* EXERCISE
Lines containing the string "JSON" are to be collected in full.

* INFORMATION GIVEN

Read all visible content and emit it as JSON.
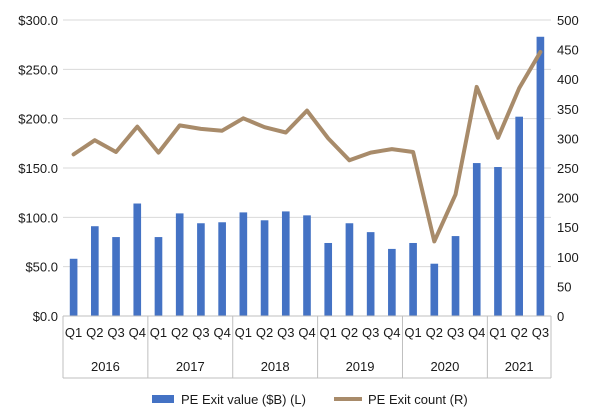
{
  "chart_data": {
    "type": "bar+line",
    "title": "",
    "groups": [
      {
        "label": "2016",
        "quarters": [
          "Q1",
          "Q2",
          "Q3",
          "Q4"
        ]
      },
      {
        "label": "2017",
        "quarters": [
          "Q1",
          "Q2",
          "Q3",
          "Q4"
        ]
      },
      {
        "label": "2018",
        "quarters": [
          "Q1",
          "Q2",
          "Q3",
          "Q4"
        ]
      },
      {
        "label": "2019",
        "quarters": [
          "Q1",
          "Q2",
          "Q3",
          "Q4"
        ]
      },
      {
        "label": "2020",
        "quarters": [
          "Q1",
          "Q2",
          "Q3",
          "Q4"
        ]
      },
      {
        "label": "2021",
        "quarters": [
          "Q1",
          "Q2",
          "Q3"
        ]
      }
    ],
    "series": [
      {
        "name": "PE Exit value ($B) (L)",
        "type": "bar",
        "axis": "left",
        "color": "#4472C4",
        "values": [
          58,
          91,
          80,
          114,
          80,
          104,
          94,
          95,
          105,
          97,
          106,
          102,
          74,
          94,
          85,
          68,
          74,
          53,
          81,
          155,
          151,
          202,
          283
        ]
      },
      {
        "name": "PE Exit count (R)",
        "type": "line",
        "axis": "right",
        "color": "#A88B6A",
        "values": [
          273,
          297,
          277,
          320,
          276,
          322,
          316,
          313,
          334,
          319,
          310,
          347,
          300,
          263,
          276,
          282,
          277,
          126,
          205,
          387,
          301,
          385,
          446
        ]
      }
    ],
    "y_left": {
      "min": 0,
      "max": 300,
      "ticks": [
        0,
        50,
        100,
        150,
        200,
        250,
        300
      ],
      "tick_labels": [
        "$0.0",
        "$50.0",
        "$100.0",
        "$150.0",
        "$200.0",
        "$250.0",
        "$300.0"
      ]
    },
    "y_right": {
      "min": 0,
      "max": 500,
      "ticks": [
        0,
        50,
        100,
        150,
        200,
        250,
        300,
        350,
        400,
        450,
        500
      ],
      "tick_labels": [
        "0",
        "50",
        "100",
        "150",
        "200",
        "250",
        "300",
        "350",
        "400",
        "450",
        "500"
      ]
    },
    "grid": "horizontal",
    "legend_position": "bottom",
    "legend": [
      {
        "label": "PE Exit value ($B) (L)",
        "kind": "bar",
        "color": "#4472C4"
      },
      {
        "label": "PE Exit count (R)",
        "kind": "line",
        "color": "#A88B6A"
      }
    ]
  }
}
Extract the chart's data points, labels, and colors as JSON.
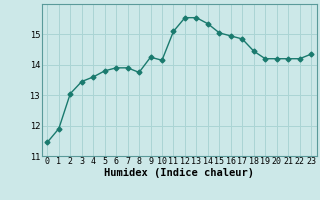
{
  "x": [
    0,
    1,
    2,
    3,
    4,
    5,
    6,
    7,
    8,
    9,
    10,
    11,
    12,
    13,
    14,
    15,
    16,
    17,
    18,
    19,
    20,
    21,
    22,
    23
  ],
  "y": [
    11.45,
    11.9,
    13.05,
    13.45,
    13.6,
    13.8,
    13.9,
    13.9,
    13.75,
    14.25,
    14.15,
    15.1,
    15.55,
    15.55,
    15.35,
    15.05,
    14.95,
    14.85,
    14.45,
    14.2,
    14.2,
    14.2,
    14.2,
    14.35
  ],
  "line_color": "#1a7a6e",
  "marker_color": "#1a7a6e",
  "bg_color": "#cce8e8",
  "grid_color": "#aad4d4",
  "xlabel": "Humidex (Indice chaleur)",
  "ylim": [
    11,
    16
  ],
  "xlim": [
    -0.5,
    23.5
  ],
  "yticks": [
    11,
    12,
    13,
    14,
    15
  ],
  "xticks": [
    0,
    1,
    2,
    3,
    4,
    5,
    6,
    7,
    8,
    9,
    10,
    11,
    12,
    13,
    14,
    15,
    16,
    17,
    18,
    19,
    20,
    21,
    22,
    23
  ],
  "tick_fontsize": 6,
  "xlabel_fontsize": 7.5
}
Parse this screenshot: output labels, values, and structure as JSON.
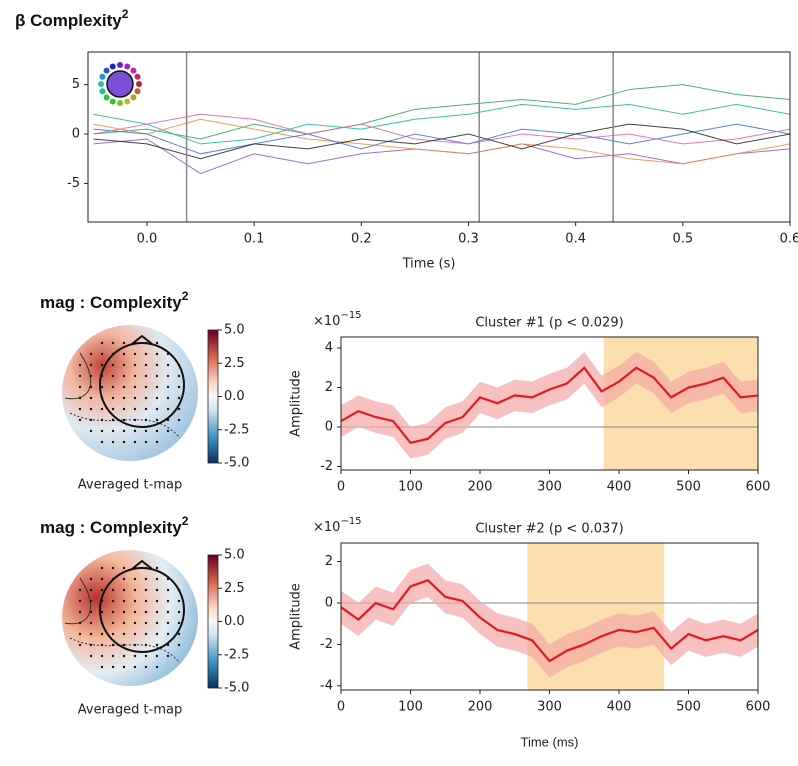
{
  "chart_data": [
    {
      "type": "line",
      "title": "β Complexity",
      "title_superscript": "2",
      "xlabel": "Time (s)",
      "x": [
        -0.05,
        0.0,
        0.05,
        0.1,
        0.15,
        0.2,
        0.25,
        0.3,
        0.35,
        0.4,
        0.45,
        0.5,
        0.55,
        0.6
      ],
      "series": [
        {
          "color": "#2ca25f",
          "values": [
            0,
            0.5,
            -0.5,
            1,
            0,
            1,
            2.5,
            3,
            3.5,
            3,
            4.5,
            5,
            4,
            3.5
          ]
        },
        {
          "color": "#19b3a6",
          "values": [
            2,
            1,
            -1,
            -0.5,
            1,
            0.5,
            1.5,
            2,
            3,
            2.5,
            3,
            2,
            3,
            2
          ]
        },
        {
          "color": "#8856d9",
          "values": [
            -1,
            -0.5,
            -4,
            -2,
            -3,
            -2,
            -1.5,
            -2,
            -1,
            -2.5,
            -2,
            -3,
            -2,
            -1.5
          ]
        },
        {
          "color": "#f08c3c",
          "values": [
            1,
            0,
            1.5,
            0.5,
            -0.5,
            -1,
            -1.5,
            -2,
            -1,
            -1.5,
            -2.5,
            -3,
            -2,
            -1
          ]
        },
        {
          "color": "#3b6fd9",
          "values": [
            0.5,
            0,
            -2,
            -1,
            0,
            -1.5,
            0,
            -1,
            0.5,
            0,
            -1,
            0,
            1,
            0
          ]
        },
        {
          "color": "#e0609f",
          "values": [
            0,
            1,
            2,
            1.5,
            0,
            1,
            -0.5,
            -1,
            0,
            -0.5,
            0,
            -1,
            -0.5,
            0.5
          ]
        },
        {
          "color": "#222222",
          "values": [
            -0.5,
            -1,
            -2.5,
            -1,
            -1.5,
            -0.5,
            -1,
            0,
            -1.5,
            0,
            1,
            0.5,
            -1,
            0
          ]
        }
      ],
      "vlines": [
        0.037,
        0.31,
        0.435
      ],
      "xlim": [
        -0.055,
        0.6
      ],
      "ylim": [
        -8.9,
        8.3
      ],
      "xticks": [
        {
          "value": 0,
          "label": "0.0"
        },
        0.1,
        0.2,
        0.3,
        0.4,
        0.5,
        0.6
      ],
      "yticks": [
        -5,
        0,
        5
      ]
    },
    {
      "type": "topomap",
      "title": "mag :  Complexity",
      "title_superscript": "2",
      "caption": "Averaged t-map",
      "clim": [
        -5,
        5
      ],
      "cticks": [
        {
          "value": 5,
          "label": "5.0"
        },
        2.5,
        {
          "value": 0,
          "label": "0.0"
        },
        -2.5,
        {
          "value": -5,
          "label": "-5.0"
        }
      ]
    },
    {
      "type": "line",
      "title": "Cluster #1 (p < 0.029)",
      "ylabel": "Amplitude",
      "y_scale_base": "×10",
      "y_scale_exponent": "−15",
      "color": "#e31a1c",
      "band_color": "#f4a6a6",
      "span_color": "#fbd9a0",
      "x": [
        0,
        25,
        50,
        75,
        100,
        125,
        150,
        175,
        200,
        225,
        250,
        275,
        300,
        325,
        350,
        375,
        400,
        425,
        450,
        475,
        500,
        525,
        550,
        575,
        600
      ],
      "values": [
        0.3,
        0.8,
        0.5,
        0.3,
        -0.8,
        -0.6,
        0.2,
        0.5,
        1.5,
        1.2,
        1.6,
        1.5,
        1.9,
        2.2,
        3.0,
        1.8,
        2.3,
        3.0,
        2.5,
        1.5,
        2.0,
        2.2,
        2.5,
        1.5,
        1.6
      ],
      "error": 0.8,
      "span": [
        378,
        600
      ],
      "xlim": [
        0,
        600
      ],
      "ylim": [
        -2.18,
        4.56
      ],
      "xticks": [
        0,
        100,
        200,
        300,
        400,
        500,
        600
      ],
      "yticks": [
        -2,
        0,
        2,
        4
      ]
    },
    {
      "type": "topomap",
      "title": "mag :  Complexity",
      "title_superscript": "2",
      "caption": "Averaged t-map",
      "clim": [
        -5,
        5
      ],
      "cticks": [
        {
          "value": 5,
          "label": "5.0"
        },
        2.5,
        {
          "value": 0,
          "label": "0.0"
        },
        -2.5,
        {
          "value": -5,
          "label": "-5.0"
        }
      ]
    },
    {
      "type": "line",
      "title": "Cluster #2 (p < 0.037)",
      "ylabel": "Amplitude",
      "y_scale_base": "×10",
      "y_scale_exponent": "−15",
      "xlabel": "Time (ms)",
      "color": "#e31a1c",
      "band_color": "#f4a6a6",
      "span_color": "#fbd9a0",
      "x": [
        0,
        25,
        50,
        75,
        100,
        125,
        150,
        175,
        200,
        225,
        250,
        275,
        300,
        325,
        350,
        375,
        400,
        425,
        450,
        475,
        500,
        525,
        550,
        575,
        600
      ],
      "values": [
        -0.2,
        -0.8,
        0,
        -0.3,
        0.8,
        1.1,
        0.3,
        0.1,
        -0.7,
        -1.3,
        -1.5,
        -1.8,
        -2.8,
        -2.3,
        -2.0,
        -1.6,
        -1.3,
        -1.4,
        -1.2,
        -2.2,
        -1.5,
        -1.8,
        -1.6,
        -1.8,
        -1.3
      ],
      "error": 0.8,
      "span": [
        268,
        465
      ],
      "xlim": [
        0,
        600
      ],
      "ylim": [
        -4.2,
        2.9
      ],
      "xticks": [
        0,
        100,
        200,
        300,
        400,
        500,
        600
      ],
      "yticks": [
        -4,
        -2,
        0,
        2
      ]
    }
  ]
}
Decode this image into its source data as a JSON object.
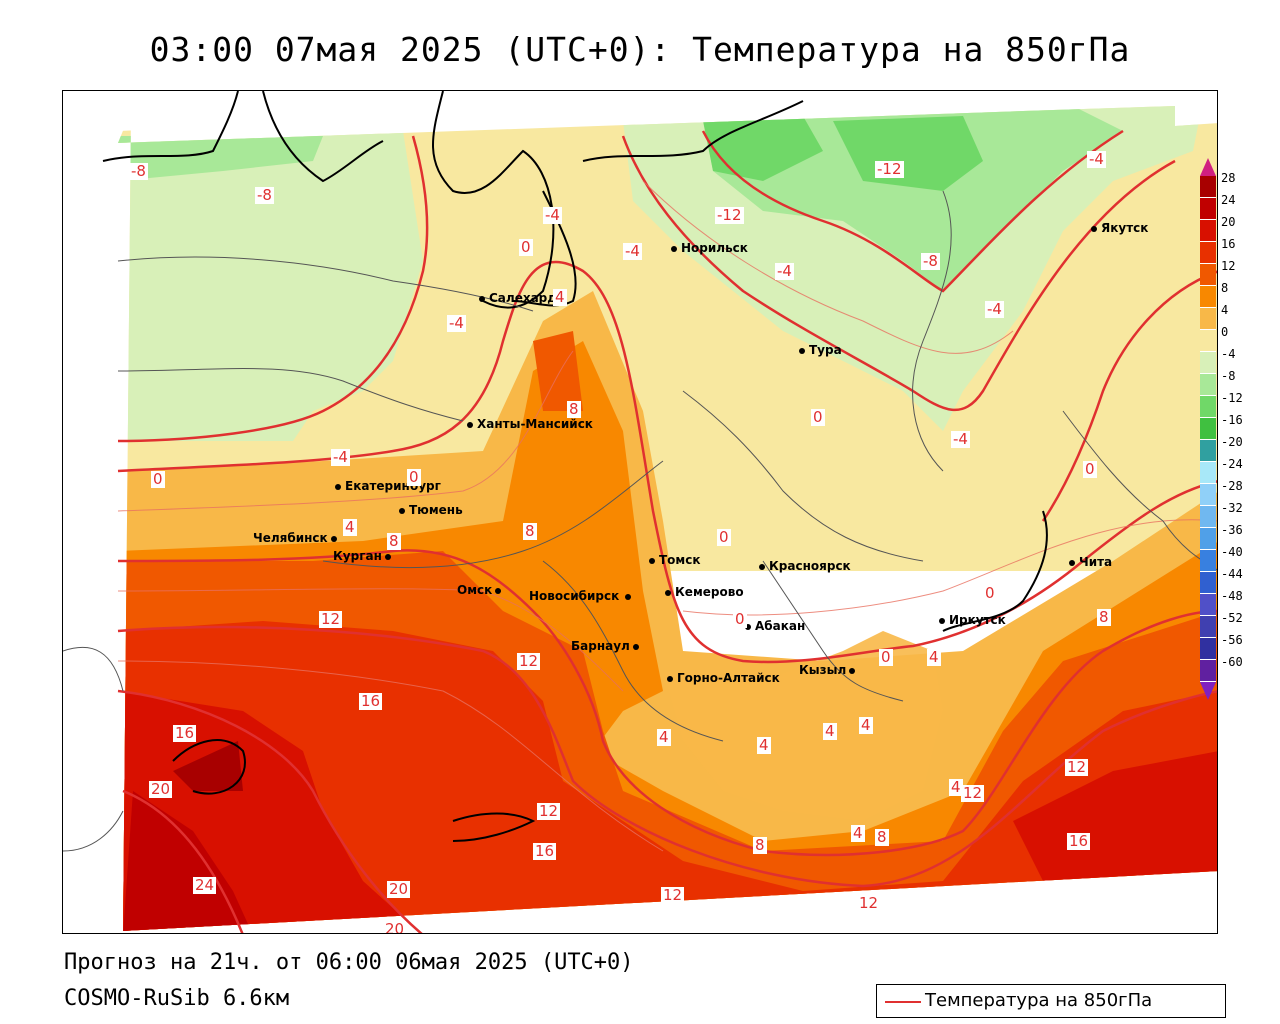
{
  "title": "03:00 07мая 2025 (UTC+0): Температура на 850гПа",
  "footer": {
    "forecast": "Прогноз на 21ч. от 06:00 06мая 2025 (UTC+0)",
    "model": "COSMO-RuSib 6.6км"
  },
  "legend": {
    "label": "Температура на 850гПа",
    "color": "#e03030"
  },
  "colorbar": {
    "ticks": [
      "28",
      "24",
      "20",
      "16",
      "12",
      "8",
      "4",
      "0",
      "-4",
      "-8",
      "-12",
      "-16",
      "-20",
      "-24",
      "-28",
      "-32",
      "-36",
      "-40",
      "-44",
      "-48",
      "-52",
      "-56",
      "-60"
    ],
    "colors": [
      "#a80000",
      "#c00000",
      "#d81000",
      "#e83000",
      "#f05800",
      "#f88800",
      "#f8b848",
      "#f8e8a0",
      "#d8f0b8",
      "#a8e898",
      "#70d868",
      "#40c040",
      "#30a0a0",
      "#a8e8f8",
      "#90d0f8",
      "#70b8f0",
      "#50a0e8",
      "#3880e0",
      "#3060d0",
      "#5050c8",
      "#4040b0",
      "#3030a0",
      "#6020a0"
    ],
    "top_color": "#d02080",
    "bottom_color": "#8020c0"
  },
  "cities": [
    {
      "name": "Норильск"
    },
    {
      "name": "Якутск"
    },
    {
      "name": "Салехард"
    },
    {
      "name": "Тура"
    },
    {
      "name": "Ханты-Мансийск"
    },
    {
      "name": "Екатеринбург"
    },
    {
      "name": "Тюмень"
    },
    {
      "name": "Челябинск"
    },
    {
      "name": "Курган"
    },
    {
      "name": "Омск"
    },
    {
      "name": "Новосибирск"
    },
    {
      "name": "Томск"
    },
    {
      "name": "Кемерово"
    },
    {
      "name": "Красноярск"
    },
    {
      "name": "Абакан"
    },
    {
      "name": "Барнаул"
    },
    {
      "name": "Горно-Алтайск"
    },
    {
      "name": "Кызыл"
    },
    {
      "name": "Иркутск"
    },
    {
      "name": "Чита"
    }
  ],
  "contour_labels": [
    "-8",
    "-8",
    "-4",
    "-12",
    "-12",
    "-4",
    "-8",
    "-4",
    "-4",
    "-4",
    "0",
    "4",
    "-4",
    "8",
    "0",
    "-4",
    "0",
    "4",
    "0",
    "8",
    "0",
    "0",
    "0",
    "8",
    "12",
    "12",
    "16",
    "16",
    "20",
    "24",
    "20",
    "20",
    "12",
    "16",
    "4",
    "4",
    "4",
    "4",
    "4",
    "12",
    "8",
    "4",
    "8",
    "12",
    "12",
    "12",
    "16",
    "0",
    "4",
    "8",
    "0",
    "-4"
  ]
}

* RESPONSE TO THIS EXERCISE
Read all visible content and emit it as JSON.
Extract the chart's data points, labels, and colors as JSON.
Parse this screenshot: output labels, values, and structure as JSON.
Decode this image into its source data as a JSON object.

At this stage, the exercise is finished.